### Task details
Transcribe word for word the lines spanning the line with "Transcribe the text in this document." through the end of the records.

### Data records
____
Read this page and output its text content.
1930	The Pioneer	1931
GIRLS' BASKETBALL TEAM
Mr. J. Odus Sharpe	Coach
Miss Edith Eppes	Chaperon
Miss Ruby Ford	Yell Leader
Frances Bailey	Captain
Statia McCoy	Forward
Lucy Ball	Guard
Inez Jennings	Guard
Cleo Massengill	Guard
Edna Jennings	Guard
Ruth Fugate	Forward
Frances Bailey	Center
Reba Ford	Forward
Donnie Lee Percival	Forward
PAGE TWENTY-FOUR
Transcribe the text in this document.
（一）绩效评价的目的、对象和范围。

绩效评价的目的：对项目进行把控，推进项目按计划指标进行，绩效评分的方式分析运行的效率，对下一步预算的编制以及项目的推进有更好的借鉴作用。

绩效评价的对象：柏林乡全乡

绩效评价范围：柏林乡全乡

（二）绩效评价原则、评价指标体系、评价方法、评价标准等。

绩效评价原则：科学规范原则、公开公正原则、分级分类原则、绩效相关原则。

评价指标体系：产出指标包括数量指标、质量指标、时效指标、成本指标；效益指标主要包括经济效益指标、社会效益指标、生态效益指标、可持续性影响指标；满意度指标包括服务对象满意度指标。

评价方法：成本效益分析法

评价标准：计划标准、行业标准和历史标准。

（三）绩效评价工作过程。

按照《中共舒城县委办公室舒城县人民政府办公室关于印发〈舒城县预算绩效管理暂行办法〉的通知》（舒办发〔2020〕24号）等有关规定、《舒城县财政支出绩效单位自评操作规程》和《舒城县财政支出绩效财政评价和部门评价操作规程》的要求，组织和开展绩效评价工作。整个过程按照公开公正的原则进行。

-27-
____
### Exercise answer
Transcribe the text in this document.
（一）绩效评价的目的、对象和范围。

绩效评价的目的：对项目进行把控，推进项目按计划指标进行，绩效评分的方式分析运行的效率，对下一步预算的编制以及项目的推进有更好的借鉴作用。

绩效评价的对象：柏林乡全乡

绩效评价范围：柏林乡全乡

（二）绩效评价原则、评价指标体系、评价方法、评价标准等。

绩效评价原则：科学规范原则、公开公正原则、分级分类原则、绩效相关原则。

评价指标体系：产出指标包括数量指标、质量指标、时效指标、成本指标；效益指标主要包括经济效益指标、社会效益指标、生态效益指标、可持续性影响指标；满意度指标包括服务对象满意度指标。

评价方法：成本效益分析法

评价标准：计划标准、行业标准和历史标准。

（三）绩效评价工作过程。

按照《中共舒城县委办公室舒城县人民政府办公室关于印发〈舒城县预算绩效管理暂行办法〉的通知》（舒办发〔2020〕24号）等有关规定、《舒城县财政支出绩效单位自评操作规程》和《舒城县财政支出绩效财政评价和部门评价操作规程》的要求，组织和开展绩效评价工作。整个过程按照公开公正的原则进行。

-27-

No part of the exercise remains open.